[Collected data]
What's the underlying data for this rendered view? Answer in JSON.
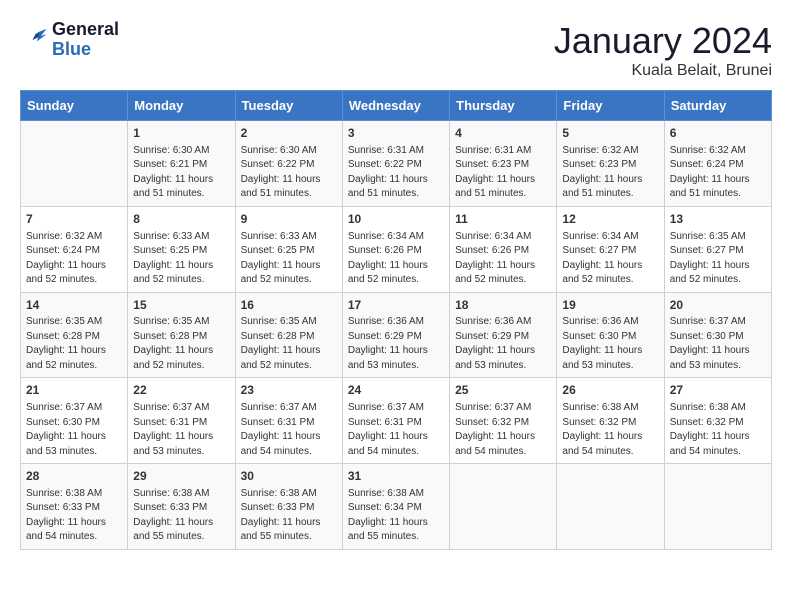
{
  "header": {
    "logo_line1": "General",
    "logo_line2": "Blue",
    "month": "January 2024",
    "location": "Kuala Belait, Brunei"
  },
  "weekdays": [
    "Sunday",
    "Monday",
    "Tuesday",
    "Wednesday",
    "Thursday",
    "Friday",
    "Saturday"
  ],
  "weeks": [
    [
      {
        "day": "",
        "info": ""
      },
      {
        "day": "1",
        "info": "Sunrise: 6:30 AM\nSunset: 6:21 PM\nDaylight: 11 hours\nand 51 minutes."
      },
      {
        "day": "2",
        "info": "Sunrise: 6:30 AM\nSunset: 6:22 PM\nDaylight: 11 hours\nand 51 minutes."
      },
      {
        "day": "3",
        "info": "Sunrise: 6:31 AM\nSunset: 6:22 PM\nDaylight: 11 hours\nand 51 minutes."
      },
      {
        "day": "4",
        "info": "Sunrise: 6:31 AM\nSunset: 6:23 PM\nDaylight: 11 hours\nand 51 minutes."
      },
      {
        "day": "5",
        "info": "Sunrise: 6:32 AM\nSunset: 6:23 PM\nDaylight: 11 hours\nand 51 minutes."
      },
      {
        "day": "6",
        "info": "Sunrise: 6:32 AM\nSunset: 6:24 PM\nDaylight: 11 hours\nand 51 minutes."
      }
    ],
    [
      {
        "day": "7",
        "info": "Sunrise: 6:32 AM\nSunset: 6:24 PM\nDaylight: 11 hours\nand 52 minutes."
      },
      {
        "day": "8",
        "info": "Sunrise: 6:33 AM\nSunset: 6:25 PM\nDaylight: 11 hours\nand 52 minutes."
      },
      {
        "day": "9",
        "info": "Sunrise: 6:33 AM\nSunset: 6:25 PM\nDaylight: 11 hours\nand 52 minutes."
      },
      {
        "day": "10",
        "info": "Sunrise: 6:34 AM\nSunset: 6:26 PM\nDaylight: 11 hours\nand 52 minutes."
      },
      {
        "day": "11",
        "info": "Sunrise: 6:34 AM\nSunset: 6:26 PM\nDaylight: 11 hours\nand 52 minutes."
      },
      {
        "day": "12",
        "info": "Sunrise: 6:34 AM\nSunset: 6:27 PM\nDaylight: 11 hours\nand 52 minutes."
      },
      {
        "day": "13",
        "info": "Sunrise: 6:35 AM\nSunset: 6:27 PM\nDaylight: 11 hours\nand 52 minutes."
      }
    ],
    [
      {
        "day": "14",
        "info": "Sunrise: 6:35 AM\nSunset: 6:28 PM\nDaylight: 11 hours\nand 52 minutes."
      },
      {
        "day": "15",
        "info": "Sunrise: 6:35 AM\nSunset: 6:28 PM\nDaylight: 11 hours\nand 52 minutes."
      },
      {
        "day": "16",
        "info": "Sunrise: 6:35 AM\nSunset: 6:28 PM\nDaylight: 11 hours\nand 52 minutes."
      },
      {
        "day": "17",
        "info": "Sunrise: 6:36 AM\nSunset: 6:29 PM\nDaylight: 11 hours\nand 53 minutes."
      },
      {
        "day": "18",
        "info": "Sunrise: 6:36 AM\nSunset: 6:29 PM\nDaylight: 11 hours\nand 53 minutes."
      },
      {
        "day": "19",
        "info": "Sunrise: 6:36 AM\nSunset: 6:30 PM\nDaylight: 11 hours\nand 53 minutes."
      },
      {
        "day": "20",
        "info": "Sunrise: 6:37 AM\nSunset: 6:30 PM\nDaylight: 11 hours\nand 53 minutes."
      }
    ],
    [
      {
        "day": "21",
        "info": "Sunrise: 6:37 AM\nSunset: 6:30 PM\nDaylight: 11 hours\nand 53 minutes."
      },
      {
        "day": "22",
        "info": "Sunrise: 6:37 AM\nSunset: 6:31 PM\nDaylight: 11 hours\nand 53 minutes."
      },
      {
        "day": "23",
        "info": "Sunrise: 6:37 AM\nSunset: 6:31 PM\nDaylight: 11 hours\nand 54 minutes."
      },
      {
        "day": "24",
        "info": "Sunrise: 6:37 AM\nSunset: 6:31 PM\nDaylight: 11 hours\nand 54 minutes."
      },
      {
        "day": "25",
        "info": "Sunrise: 6:37 AM\nSunset: 6:32 PM\nDaylight: 11 hours\nand 54 minutes."
      },
      {
        "day": "26",
        "info": "Sunrise: 6:38 AM\nSunset: 6:32 PM\nDaylight: 11 hours\nand 54 minutes."
      },
      {
        "day": "27",
        "info": "Sunrise: 6:38 AM\nSunset: 6:32 PM\nDaylight: 11 hours\nand 54 minutes."
      }
    ],
    [
      {
        "day": "28",
        "info": "Sunrise: 6:38 AM\nSunset: 6:33 PM\nDaylight: 11 hours\nand 54 minutes."
      },
      {
        "day": "29",
        "info": "Sunrise: 6:38 AM\nSunset: 6:33 PM\nDaylight: 11 hours\nand 55 minutes."
      },
      {
        "day": "30",
        "info": "Sunrise: 6:38 AM\nSunset: 6:33 PM\nDaylight: 11 hours\nand 55 minutes."
      },
      {
        "day": "31",
        "info": "Sunrise: 6:38 AM\nSunset: 6:34 PM\nDaylight: 11 hours\nand 55 minutes."
      },
      {
        "day": "",
        "info": ""
      },
      {
        "day": "",
        "info": ""
      },
      {
        "day": "",
        "info": ""
      }
    ]
  ]
}
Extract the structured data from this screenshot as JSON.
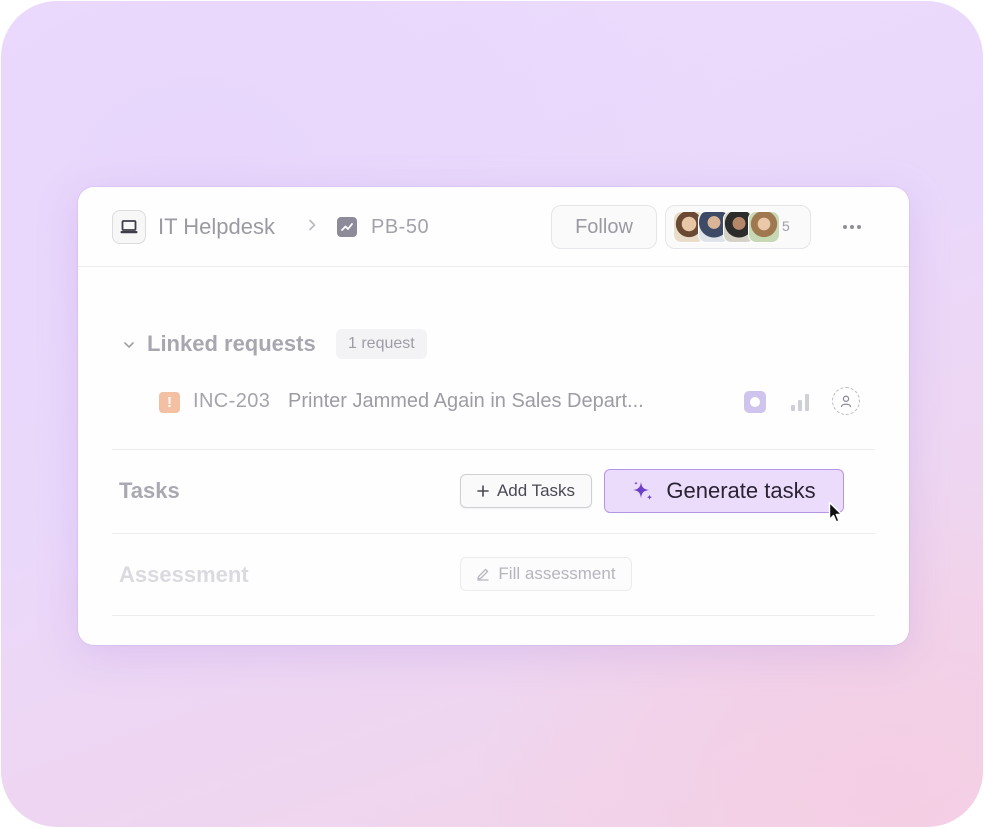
{
  "colors": {
    "background_top": "#ecdcfc",
    "background_bottom": "#f3d3e6",
    "generate_accent": "#b695e8",
    "generate_fill": "#ecdcfb",
    "warning": "#f4c0a3",
    "status": "#cfc4ee"
  },
  "header": {
    "project_icon": "laptop-icon",
    "project_name": "IT Helpdesk",
    "separator_icon": "chevron-right-icon",
    "issue_type_icon": "trend-chart-icon",
    "issue_key": "PB-50",
    "follow_label": "Follow",
    "watchers_count": "5",
    "more_icon": "ellipsis-icon"
  },
  "linked_requests": {
    "toggle_icon": "chevron-down-icon",
    "title": "Linked requests",
    "badge": "1 request",
    "items": [
      {
        "type_icon": "warning-icon",
        "type_glyph": "!",
        "key": "INC-203",
        "title": "Printer Jammed Again in Sales Depart...",
        "status_icon": "status-icon",
        "priority_icon": "priority-bars-icon",
        "assignee_icon": "unassigned-user-icon"
      }
    ]
  },
  "tasks": {
    "label": "Tasks",
    "add_label": "Add Tasks",
    "generate_label": "Generate tasks"
  },
  "assessment": {
    "label": "Assessment",
    "fill_label": "Fill assessment"
  }
}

• TASK DESCRIPTION
Select every line above that contains the word "title", and copy it.

• RESPONSE TO THIS TASK
    "title": "Linked requests",
        "title": "Printer Jammed Again in Sales Depart...",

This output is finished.